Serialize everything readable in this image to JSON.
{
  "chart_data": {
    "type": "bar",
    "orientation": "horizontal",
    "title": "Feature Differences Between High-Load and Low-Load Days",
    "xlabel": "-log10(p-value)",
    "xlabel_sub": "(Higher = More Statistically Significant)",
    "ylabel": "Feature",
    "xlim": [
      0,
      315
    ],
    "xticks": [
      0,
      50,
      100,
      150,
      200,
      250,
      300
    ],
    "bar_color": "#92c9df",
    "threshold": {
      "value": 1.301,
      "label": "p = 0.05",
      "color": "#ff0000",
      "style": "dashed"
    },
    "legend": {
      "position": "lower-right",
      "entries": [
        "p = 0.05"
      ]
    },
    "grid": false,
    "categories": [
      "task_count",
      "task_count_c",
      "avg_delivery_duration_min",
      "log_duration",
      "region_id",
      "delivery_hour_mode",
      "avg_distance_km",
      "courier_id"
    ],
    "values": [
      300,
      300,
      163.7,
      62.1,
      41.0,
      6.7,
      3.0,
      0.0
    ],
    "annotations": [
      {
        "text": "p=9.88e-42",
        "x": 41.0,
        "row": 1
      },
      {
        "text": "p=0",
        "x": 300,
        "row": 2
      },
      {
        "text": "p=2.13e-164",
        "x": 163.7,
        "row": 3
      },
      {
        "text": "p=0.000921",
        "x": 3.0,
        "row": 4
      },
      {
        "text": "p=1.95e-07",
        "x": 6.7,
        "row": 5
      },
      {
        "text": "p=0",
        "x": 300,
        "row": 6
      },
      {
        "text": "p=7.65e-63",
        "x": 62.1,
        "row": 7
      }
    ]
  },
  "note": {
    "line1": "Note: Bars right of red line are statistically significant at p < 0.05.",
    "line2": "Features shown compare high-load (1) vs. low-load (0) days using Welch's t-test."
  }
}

+ + +

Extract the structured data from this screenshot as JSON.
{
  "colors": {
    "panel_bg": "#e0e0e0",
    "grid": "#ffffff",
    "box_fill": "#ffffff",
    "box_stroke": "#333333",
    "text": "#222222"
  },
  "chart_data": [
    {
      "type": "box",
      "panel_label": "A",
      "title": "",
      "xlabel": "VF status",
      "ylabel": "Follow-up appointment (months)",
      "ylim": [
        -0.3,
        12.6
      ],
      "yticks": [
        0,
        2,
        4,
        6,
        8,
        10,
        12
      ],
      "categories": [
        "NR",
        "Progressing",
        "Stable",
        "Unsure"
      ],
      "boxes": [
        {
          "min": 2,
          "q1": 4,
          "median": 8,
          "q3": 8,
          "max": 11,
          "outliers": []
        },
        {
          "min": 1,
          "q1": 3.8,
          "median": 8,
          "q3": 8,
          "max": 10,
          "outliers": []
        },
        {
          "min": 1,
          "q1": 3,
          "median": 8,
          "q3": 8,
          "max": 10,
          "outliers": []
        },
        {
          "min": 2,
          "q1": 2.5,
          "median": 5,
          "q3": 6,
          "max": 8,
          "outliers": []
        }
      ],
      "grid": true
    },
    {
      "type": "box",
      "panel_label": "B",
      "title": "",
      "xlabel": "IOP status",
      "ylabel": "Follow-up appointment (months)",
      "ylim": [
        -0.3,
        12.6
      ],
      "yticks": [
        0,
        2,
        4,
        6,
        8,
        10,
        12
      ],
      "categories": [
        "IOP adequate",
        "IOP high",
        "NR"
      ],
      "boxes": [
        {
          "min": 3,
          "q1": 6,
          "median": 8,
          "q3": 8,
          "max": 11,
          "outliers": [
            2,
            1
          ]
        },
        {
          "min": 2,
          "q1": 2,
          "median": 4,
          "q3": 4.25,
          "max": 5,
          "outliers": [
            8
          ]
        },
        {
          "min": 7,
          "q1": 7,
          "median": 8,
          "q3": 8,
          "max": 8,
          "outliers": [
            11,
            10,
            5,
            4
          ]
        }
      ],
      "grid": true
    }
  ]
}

+ + +

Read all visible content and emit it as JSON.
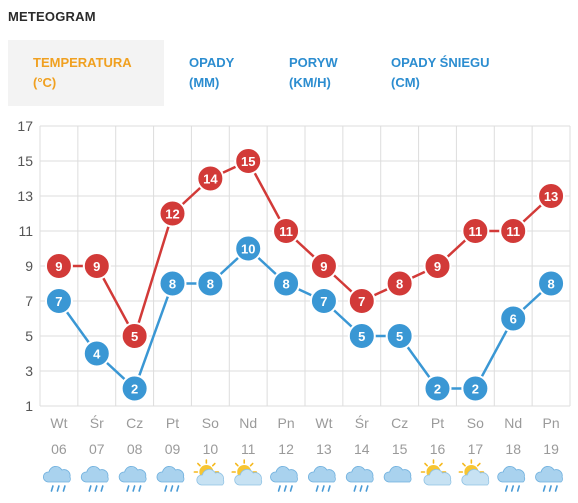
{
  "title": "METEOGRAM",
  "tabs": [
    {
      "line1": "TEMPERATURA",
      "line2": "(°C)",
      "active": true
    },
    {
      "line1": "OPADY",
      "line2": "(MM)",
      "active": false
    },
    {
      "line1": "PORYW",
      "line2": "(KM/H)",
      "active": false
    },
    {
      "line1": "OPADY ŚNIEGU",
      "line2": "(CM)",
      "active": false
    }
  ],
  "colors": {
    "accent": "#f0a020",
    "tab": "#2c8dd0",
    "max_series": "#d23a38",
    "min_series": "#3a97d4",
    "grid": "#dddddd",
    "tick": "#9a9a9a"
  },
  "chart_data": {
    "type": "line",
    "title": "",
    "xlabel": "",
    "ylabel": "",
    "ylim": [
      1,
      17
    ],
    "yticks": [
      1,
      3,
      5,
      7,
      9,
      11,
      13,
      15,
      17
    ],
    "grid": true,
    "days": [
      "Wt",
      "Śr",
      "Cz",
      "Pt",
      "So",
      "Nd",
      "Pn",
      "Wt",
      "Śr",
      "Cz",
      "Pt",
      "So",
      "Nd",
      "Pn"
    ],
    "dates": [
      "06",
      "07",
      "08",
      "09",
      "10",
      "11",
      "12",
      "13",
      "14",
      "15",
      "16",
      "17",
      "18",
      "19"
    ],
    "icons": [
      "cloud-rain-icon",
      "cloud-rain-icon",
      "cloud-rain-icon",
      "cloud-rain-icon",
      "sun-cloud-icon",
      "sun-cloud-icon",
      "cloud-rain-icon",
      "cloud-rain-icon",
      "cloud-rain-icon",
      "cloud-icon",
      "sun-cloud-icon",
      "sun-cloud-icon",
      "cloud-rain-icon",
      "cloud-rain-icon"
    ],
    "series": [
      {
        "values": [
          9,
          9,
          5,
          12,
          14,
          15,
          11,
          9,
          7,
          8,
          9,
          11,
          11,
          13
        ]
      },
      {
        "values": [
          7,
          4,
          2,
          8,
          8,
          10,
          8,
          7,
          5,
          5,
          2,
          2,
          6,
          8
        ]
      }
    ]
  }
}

+ + +

THE EXERCISE » Gather all lines where the word "this" appears.

SOLVED PROBLEM »
Serialize everything readable in this image to JSON.
Extract the structured data from this screenshot as JSON.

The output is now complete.